INSTRUCTION: Word for word, retype every entry in the listing.

(Extracted data entries)
▼

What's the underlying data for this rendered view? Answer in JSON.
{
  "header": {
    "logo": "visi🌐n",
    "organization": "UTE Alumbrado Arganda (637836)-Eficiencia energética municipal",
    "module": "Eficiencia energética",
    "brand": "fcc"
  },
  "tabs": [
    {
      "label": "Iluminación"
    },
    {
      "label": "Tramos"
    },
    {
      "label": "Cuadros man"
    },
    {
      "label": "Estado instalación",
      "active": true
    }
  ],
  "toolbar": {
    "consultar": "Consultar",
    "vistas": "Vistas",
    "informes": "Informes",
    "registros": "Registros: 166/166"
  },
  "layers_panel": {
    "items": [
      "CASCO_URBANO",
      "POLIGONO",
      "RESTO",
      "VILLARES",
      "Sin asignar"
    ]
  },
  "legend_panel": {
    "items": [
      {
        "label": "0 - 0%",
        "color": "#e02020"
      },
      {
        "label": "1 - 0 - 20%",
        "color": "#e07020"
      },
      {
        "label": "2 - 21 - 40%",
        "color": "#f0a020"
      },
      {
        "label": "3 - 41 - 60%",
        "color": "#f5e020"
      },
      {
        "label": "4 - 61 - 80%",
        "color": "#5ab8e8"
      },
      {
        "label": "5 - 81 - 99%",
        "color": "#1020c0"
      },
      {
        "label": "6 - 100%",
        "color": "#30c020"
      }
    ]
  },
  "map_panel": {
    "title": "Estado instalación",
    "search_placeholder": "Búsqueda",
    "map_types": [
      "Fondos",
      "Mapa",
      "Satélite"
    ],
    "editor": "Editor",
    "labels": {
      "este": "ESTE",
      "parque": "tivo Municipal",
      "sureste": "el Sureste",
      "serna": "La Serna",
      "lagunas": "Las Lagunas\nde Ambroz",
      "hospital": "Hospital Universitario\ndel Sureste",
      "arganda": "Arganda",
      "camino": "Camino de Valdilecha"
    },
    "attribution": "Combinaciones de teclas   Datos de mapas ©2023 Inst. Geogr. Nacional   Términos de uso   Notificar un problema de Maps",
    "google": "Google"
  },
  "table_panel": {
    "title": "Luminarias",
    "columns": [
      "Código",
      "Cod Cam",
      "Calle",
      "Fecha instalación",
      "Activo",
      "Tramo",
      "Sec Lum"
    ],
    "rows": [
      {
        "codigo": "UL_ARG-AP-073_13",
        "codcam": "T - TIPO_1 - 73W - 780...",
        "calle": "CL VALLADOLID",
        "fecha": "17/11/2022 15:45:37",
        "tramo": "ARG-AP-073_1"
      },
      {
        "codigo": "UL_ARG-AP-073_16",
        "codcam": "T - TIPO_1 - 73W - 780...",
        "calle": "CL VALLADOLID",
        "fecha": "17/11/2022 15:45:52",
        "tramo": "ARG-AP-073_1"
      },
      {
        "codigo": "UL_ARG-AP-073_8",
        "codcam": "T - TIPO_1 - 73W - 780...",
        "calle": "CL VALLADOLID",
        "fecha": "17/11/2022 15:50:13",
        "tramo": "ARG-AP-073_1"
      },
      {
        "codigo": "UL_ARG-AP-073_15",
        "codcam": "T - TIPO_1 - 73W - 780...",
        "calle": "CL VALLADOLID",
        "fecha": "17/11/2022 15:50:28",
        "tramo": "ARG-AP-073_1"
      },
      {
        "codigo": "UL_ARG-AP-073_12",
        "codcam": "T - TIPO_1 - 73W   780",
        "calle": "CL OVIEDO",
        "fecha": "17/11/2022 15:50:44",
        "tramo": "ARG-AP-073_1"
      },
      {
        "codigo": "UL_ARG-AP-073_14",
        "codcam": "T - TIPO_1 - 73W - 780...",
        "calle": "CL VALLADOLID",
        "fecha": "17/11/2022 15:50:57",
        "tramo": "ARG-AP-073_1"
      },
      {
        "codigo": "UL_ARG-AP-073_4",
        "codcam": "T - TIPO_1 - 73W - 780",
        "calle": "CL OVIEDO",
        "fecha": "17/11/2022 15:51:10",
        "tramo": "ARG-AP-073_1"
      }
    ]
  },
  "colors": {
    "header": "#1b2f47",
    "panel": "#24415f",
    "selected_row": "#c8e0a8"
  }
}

▲

WRITTEN ANSWER:
What's the underlying data for this rendered view? Answer in JSON.
{
  "header": {
    "logo": "visi🌐n",
    "organization": "UTE Alumbrado Arganda (637836)-Eficiencia energética municipal",
    "module": "Eficiencia energética",
    "brand": "fcc"
  },
  "tabs": [
    {
      "label": "Iluminación"
    },
    {
      "label": "Tramos"
    },
    {
      "label": "Cuadros man"
    },
    {
      "label": "Estado instalación",
      "active": true
    }
  ],
  "toolbar": {
    "consultar": "Consultar",
    "vistas": "Vistas",
    "informes": "Informes",
    "registros": "Registros: 166/166"
  },
  "layers_panel": {
    "items": [
      "CASCO_URBANO",
      "POLIGONO",
      "RESTO",
      "VILLARES",
      "Sin asignar"
    ]
  },
  "legend_panel": {
    "items": [
      {
        "label": "0 - 0%",
        "color": "#e02020"
      },
      {
        "label": "1 - 0 - 20%",
        "color": "#e07020"
      },
      {
        "label": "2 - 21 - 40%",
        "color": "#f0a020"
      },
      {
        "label": "3 - 41 - 60%",
        "color": "#f5e020"
      },
      {
        "label": "4 - 61 - 80%",
        "color": "#5ab8e8"
      },
      {
        "label": "5 - 81 - 99%",
        "color": "#1020c0"
      },
      {
        "label": "6 - 100%",
        "color": "#30c020"
      }
    ]
  },
  "map_panel": {
    "title": "Estado instalación",
    "search_placeholder": "Búsqueda",
    "map_types": [
      "Fondos",
      "Mapa",
      "Satélite"
    ],
    "editor": "Editor",
    "labels": {
      "este": "ESTE",
      "parque": "tivo Municipal",
      "sureste": "el Sureste",
      "serna": "La Serna",
      "lagunas": "Las Lagunas\nde Ambroz",
      "hospital": "Hospital Universitario\ndel Sureste",
      "arganda": "Arganda",
      "camino": "Camino de Valdilecha"
    },
    "attribution": "Combinaciones de teclas   Datos de mapas ©2023 Inst. Geogr. Nacional   Términos de uso   Notificar un problema de Maps",
    "google": "Google"
  },
  "table_panel": {
    "title": "Luminarias",
    "columns": [
      "Código",
      "Cod Cam",
      "Calle",
      "Fecha instalación",
      "Activo",
      "Tramo",
      "Sec Lum"
    ],
    "rows": [
      {
        "codigo": "UL_ARG-AP-073_13",
        "codcam": "T - TIPO_1 - 73W - 780...",
        "calle": "CL VALLADOLID",
        "fecha": "17/11/2022 15:45:37",
        "tramo": "ARG-AP-073_1"
      },
      {
        "codigo": "UL_ARG-AP-073_16",
        "codcam": "T - TIPO_1 - 73W - 780...",
        "calle": "CL VALLADOLID",
        "fecha": "17/11/2022 15:45:52",
        "tramo": "ARG-AP-073_1"
      },
      {
        "codigo": "UL_ARG-AP-073_8",
        "codcam": "T - TIPO_1 - 73W - 780...",
        "calle": "CL VALLADOLID",
        "fecha": "17/11/2022 15:50:13",
        "tramo": "ARG-AP-073_1"
      },
      {
        "codigo": "UL_ARG-AP-073_15",
        "codcam": "T - TIPO_1 - 73W - 780...",
        "calle": "CL VALLADOLID",
        "fecha": "17/11/2022 15:50:28",
        "tramo": "ARG-AP-073_1"
      },
      {
        "codigo": "UL_ARG-AP-073_12",
        "codcam": "T - TIPO_1 - 73W   780",
        "calle": "CL OVIEDO",
        "fecha": "17/11/2022 15:50:44",
        "tramo": "ARG-AP-073_1"
      },
      {
        "codigo": "UL_ARG-AP-073_14",
        "codcam": "T - TIPO_1 - 73W - 780...",
        "calle": "CL VALLADOLID",
        "fecha": "17/11/2022 15:50:57",
        "tramo": "ARG-AP-073_1"
      },
      {
        "codigo": "UL_ARG-AP-073_4",
        "codcam": "T - TIPO_1 - 73W - 780",
        "calle": "CL OVIEDO",
        "fecha": "17/11/2022 15:51:10",
        "tramo": "ARG-AP-073_1"
      }
    ]
  },
  "colors": {
    "header": "#1b2f47",
    "panel": "#24415f",
    "selected_row": "#c8e0a8"
  }
}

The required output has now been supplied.